▶ _WRITTEN TASK_: Write the data below out exactly as it stands. Do not include the pictures.

▶ _INFORMATION SHOWN_:
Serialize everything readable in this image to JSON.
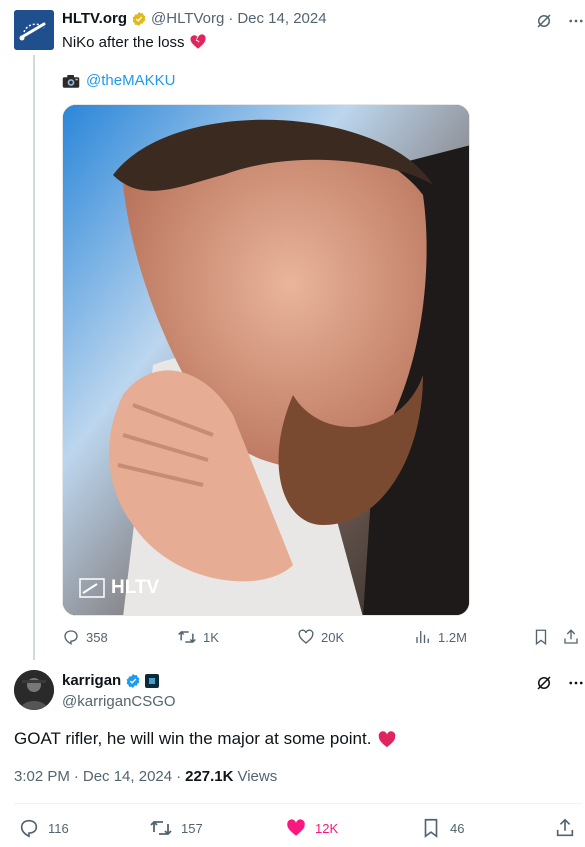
{
  "parent": {
    "name": "HLTV.org",
    "handle": "@HLTVorg",
    "separator": "·",
    "date": "Dec 14, 2024",
    "text": "NiKo after the loss",
    "photo_credit": "@theMAKKU",
    "photo_watermark": "HLTV",
    "stats": {
      "replies": "358",
      "reposts": "1K",
      "likes": "20K",
      "views": "1.2M"
    }
  },
  "reply": {
    "name": "karrigan",
    "handle": "@karriganCSGO",
    "text": "GOAT rifler, he will win the major at some point.",
    "time": "3:02 PM",
    "separator": "·",
    "date": "Dec 14, 2024",
    "views_count": "227.1K",
    "views_label": "Views",
    "stats": {
      "replies": "116",
      "reposts": "157",
      "likes": "12K",
      "bookmarks": "46"
    }
  },
  "colors": {
    "accent": "#1d9bf0",
    "like_active": "#f91880",
    "verified_gold": "#e2b719",
    "heart": "#e0245e"
  },
  "icons": [
    "grok-icon",
    "more-icon",
    "reply-icon",
    "repost-icon",
    "like-icon",
    "views-icon",
    "bookmark-icon",
    "share-icon",
    "camera-icon",
    "broken-heart-icon",
    "red-heart-icon",
    "verified-badge-icon"
  ]
}
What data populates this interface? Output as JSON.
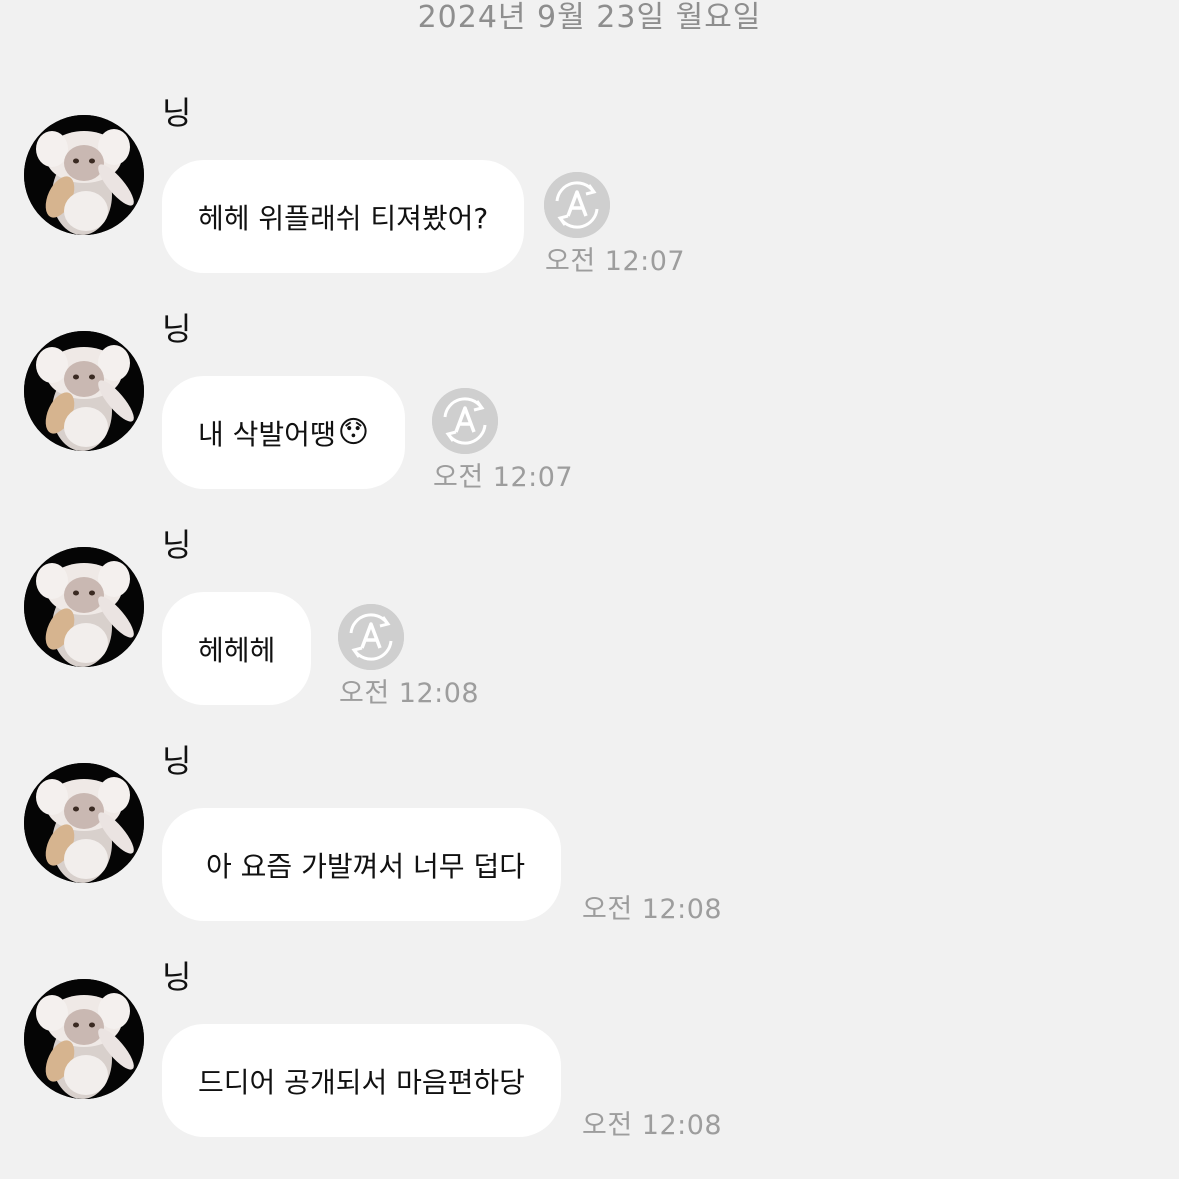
{
  "date_header": "2024년 9월 23일 월요일",
  "messages": [
    {
      "sender": "닝",
      "text": "헤헤 위플래쉬 티져봤어?",
      "emoji": "",
      "time": "오전 12:07",
      "translate": true
    },
    {
      "sender": "닝",
      "text": "내 삭발어땡",
      "emoji": "😯",
      "time": "오전 12:07",
      "translate": true
    },
    {
      "sender": "닝",
      "text": "헤헤헤",
      "emoji": "",
      "time": "오전 12:08",
      "translate": true
    },
    {
      "sender": "닝",
      "text": "아 요즘 가발껴서 너무 덥다",
      "emoji": "",
      "time": "오전 12:08",
      "translate": false
    },
    {
      "sender": "닝",
      "text": "드디어 공개되서 마음편하당",
      "emoji": "",
      "time": "오전 12:08",
      "translate": false
    }
  ],
  "icons": {
    "avatar": "fluffy-white-cat-avatar",
    "translate": "auto-translate-icon"
  },
  "colors": {
    "background": "#f1f1f1",
    "bubble": "#ffffff",
    "text": "#111111",
    "meta_text": "#9d9d9d",
    "translate_icon": "#cfcfcf"
  }
}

▶ _EXERCISE ANSWER_:
Serialize everything readable in this image to JSON.
{
  "parent": {
    "name": "HLTV.org",
    "handle": "@HLTVorg",
    "separator": "·",
    "date": "Dec 14, 2024",
    "text": "NiKo after the loss",
    "photo_credit": "@theMAKKU",
    "photo_watermark": "HLTV",
    "stats": {
      "replies": "358",
      "reposts": "1K",
      "likes": "20K",
      "views": "1.2M"
    }
  },
  "reply": {
    "name": "karrigan",
    "handle": "@karriganCSGO",
    "text": "GOAT rifler, he will win the major at some point.",
    "time": "3:02 PM",
    "separator": "·",
    "date": "Dec 14, 2024",
    "views_count": "227.1K",
    "views_label": "Views",
    "stats": {
      "replies": "116",
      "reposts": "157",
      "likes": "12K",
      "bookmarks": "46"
    }
  },
  "colors": {
    "accent": "#1d9bf0",
    "like_active": "#f91880",
    "verified_gold": "#e2b719",
    "heart": "#e0245e"
  },
  "icons": [
    "grok-icon",
    "more-icon",
    "reply-icon",
    "repost-icon",
    "like-icon",
    "views-icon",
    "bookmark-icon",
    "share-icon",
    "camera-icon",
    "broken-heart-icon",
    "red-heart-icon",
    "verified-badge-icon"
  ]
}
What data populates this interface? Output as JSON.
{
  "date_header": "2024년 9월 23일 월요일",
  "messages": [
    {
      "sender": "닝",
      "text": "헤헤 위플래쉬 티져봤어?",
      "emoji": "",
      "time": "오전 12:07",
      "translate": true
    },
    {
      "sender": "닝",
      "text": "내 삭발어땡",
      "emoji": "😯",
      "time": "오전 12:07",
      "translate": true
    },
    {
      "sender": "닝",
      "text": "헤헤헤",
      "emoji": "",
      "time": "오전 12:08",
      "translate": true
    },
    {
      "sender": "닝",
      "text": "아 요즘 가발껴서 너무 덥다",
      "emoji": "",
      "time": "오전 12:08",
      "translate": false
    },
    {
      "sender": "닝",
      "text": "드디어 공개되서 마음편하당",
      "emoji": "",
      "time": "오전 12:08",
      "translate": false
    }
  ],
  "icons": {
    "avatar": "fluffy-white-cat-avatar",
    "translate": "auto-translate-icon"
  },
  "colors": {
    "background": "#f1f1f1",
    "bubble": "#ffffff",
    "text": "#111111",
    "meta_text": "#9d9d9d",
    "translate_icon": "#cfcfcf"
  }
}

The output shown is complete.